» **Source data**
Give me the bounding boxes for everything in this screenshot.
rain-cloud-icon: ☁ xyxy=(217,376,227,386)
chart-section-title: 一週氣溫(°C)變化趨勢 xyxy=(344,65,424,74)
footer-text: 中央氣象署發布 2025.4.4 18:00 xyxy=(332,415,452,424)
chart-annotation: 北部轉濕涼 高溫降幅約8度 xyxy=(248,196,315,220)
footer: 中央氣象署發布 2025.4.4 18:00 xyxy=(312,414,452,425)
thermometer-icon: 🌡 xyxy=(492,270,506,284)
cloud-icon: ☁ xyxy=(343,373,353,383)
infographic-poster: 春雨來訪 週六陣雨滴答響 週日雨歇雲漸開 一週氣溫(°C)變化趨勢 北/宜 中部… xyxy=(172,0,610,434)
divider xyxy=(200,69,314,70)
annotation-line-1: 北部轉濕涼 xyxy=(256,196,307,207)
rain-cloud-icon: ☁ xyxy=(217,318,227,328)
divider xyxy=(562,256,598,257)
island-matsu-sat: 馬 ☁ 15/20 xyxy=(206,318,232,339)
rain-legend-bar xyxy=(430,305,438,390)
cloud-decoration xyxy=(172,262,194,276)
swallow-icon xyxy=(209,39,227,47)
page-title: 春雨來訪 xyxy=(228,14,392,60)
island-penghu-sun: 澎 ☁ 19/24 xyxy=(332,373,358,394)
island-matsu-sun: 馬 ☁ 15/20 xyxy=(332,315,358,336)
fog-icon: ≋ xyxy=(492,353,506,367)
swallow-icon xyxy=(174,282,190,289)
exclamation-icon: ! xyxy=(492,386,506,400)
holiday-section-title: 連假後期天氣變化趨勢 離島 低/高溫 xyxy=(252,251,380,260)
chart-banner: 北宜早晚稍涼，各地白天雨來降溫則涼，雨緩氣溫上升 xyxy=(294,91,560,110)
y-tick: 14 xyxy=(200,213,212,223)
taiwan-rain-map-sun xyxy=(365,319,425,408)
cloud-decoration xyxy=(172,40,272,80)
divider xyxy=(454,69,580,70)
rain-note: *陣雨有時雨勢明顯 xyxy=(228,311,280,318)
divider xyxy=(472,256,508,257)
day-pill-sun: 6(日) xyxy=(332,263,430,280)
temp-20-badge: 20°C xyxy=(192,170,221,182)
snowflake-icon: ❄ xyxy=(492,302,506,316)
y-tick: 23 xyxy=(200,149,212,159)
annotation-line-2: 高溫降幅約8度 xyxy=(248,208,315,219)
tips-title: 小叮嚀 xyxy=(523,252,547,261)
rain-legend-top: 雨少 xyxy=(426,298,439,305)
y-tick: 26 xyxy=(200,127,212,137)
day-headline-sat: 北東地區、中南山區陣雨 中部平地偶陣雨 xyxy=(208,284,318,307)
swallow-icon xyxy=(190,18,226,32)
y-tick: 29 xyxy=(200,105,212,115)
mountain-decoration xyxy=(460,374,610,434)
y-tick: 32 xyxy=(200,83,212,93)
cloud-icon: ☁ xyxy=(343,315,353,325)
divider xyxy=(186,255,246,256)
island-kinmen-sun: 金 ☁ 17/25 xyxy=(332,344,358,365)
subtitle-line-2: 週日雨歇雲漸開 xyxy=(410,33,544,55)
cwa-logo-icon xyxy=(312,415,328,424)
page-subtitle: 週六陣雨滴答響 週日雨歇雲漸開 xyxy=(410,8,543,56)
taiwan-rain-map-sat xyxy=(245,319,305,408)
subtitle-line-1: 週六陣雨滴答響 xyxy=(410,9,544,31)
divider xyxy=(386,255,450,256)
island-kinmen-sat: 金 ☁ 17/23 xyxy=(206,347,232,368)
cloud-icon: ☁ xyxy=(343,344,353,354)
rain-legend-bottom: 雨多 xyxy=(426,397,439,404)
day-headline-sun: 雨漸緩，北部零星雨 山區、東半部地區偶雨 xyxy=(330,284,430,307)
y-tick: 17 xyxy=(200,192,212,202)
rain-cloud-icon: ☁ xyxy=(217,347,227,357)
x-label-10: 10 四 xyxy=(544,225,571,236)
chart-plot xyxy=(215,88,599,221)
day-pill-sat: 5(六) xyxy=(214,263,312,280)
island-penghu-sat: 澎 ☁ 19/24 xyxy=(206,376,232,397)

» **Given exercise**
Which lines in the source data contain the string "annotation"? Extract each of those lines.

» **Output**
chart-annotation: 北部轉濕涼 高溫降幅約8度 xyxy=(248,196,315,220)
annotation-line-1: 北部轉濕涼 xyxy=(256,196,307,207)
annotation-line-2: 高溫降幅約8度 xyxy=(248,208,315,219)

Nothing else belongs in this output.